▶ _Problem statement_:
Count the lines in the following records that contain the string "毛利率同比变动", matching case exactly, and state only the resulting number.

** Start of Supplied entries **

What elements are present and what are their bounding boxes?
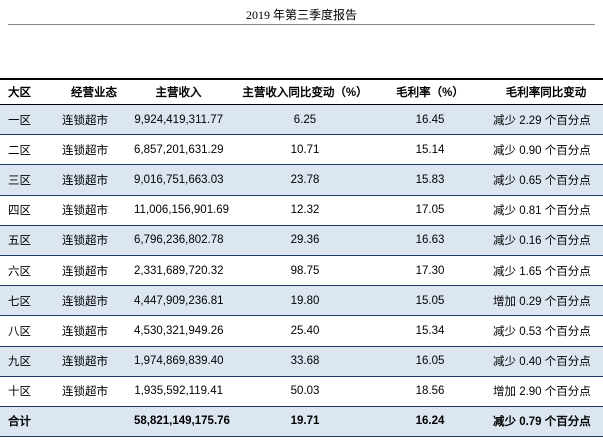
column-header: 大区 — [0, 78, 50, 105]
total-cell — [50, 406, 130, 438]
table-row: 九区 连锁超市 1,974,869,839.40 33.68 16.05 减少 0.40 … — [0, 346, 603, 377]
table-cell: 15.14 — [375, 134, 485, 166]
table-cell: 16.45 — [375, 104, 485, 136]
table-cell: 1,974,869,839.40 — [130, 346, 235, 377]
table-cell: 增加 2.90 个百分点 — [485, 376, 603, 407]
table-cell: 连锁超市 — [50, 225, 130, 256]
table-cell: 连锁超市 — [50, 376, 130, 407]
table-row: 七区 连锁超市 4,447,909,236.81 19.80 15.05 增加 0.29 … — [0, 285, 603, 317]
table-row: 十区 连锁超市 1,935,592,119.41 50.03 18.56 增加 2.90 … — [0, 376, 603, 407]
column-header: 毛利率（%） — [375, 78, 485, 105]
table-cell: 11,006,156,901.69 — [130, 195, 235, 226]
table-cell: 五区 — [0, 225, 50, 256]
table-row: 五区 连锁超市 6,796,236,802.78 29.36 16.63 减少 0.16 … — [0, 225, 603, 256]
table-cell: 2,331,689,720.32 — [130, 255, 235, 287]
table-body: 一区 连锁超市 9,924,419,311.77 6.25 16.45 减少 2.29 个… — [0, 104, 603, 438]
table-cell: 三区 — [0, 164, 50, 196]
table-cell: 12.32 — [235, 195, 375, 226]
table-cell: 50.03 — [235, 376, 375, 407]
table-cell: 23.78 — [235, 164, 375, 196]
table-cell: 25.40 — [235, 315, 375, 347]
header-row: 大区 经营业态 主营收入 主营收入同比变动（%） 毛利率（%） 毛利率同比变动 — [0, 78, 603, 105]
table-cell: 八区 — [0, 315, 50, 347]
table-cell: 17.05 — [375, 195, 485, 226]
table-cell: 9,924,419,311.77 — [130, 104, 235, 136]
table-cell: 9,016,751,663.03 — [130, 164, 235, 196]
table-cell: 连锁超市 — [50, 134, 130, 166]
total-cell: 减少 0.79 个百分点 — [485, 406, 603, 438]
total-cell: 19.71 — [235, 406, 375, 438]
table-cell: 29.36 — [235, 225, 375, 256]
table-cell: 二区 — [0, 134, 50, 166]
table-cell: 15.05 — [375, 285, 485, 317]
table-row: 二区 连锁超市 6,857,201,631.29 10.71 15.14 减少 0.90 … — [0, 134, 603, 166]
column-header: 经营业态 — [50, 78, 130, 105]
table-cell: 减少 0.16 个百分点 — [485, 225, 603, 256]
table-cell: 七区 — [0, 285, 50, 317]
table-cell: 连锁超市 — [50, 195, 130, 226]
column-header: 主营收入 — [130, 78, 235, 105]
table-cell: 连锁超市 — [50, 164, 130, 196]
table-cell: 18.56 — [375, 376, 485, 407]
table-row: 一区 连锁超市 9,924,419,311.77 6.25 16.45 减少 2.29 个… — [0, 104, 603, 136]
title-rule — [8, 24, 595, 25]
table-cell: 减少 0.53 个百分点 — [485, 315, 603, 347]
table-row: 四区 连锁超市 11,006,156,901.69 12.32 17.05 减少 0.81… — [0, 195, 603, 226]
table-cell: 六区 — [0, 255, 50, 287]
total-cell: 58,821,149,175.76 — [130, 406, 235, 438]
report-table: 大区 经营业态 主营收入 主营收入同比变动（%） 毛利率（%） 毛利率同比变动 一区 连锁超… — [0, 78, 603, 438]
table-cell: 减少 2.29 个百分点 — [485, 104, 603, 136]
total-cell: 16.24 — [375, 406, 485, 438]
table-row: 六区 连锁超市 2,331,689,720.32 98.75 17.30 减少 1.65 … — [0, 255, 603, 287]
table-cell: 减少 1.65 个百分点 — [485, 255, 603, 287]
table-cell: 10.71 — [235, 134, 375, 166]
table-cell: 减少 0.40 个百分点 — [485, 346, 603, 377]
table-cell: 九区 — [0, 346, 50, 377]
table-cell: 4,447,909,236.81 — [130, 285, 235, 317]
total-cell: 合计 — [0, 406, 50, 438]
table-cell: 连锁超市 — [50, 285, 130, 317]
table-cell: 1,935,592,119.41 — [130, 376, 235, 407]
column-header: 主营收入同比变动（%） — [235, 78, 375, 105]
table-cell: 16.05 — [375, 346, 485, 377]
table-row: 八区 连锁超市 4,530,321,949.26 25.40 15.34 减少 0.53 … — [0, 315, 603, 347]
table-cell: 16.63 — [375, 225, 485, 256]
table-cell: 连锁超市 — [50, 255, 130, 287]
total-row: 合计 58,821,149,175.76 19.71 16.24 减少 0.79 个百分… — [0, 406, 603, 438]
table-cell: 15.34 — [375, 315, 485, 347]
table-cell: 十区 — [0, 376, 50, 407]
table-cell: 增加 0.29 个百分点 — [485, 285, 603, 317]
table-cell: 四区 — [0, 195, 50, 226]
table-cell: 17.30 — [375, 255, 485, 287]
table-cell: 19.80 — [235, 285, 375, 317]
table-cell: 连锁超市 — [50, 346, 130, 377]
table-cell: 4,530,321,949.26 — [130, 315, 235, 347]
table-cell: 连锁超市 — [50, 104, 130, 136]
table-cell: 一区 — [0, 104, 50, 136]
table-cell: 98.75 — [235, 255, 375, 287]
table-cell: 连锁超市 — [50, 315, 130, 347]
table-cell: 6,857,201,631.29 — [130, 134, 235, 166]
report-title: 2019 年第三季度报告 — [245, 8, 357, 22]
table-cell: 6,796,236,802.78 — [130, 225, 235, 256]
column-header: 毛利率同比变动 — [485, 78, 603, 105]
table-cell: 6.25 — [235, 104, 375, 136]
table-cell: 减少 0.81 个百分点 — [485, 195, 603, 226]
table-cell: 15.83 — [375, 164, 485, 196]
table-cell: 减少 0.65 个百分点 — [485, 164, 603, 196]
table-cell: 减少 0.90 个百分点 — [485, 134, 603, 166]
table-cell: 33.68 — [235, 346, 375, 377]
table-row: 三区 连锁超市 9,016,751,663.03 23.78 15.83 减少 0.65 … — [0, 164, 603, 196]
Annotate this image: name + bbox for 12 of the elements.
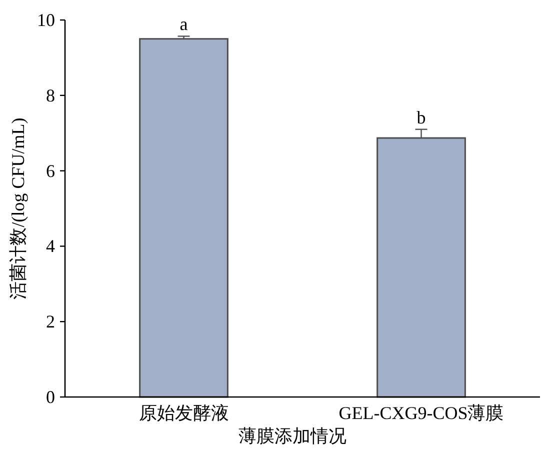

** End of Supplied entries **

▶ _Solution to this task_:
3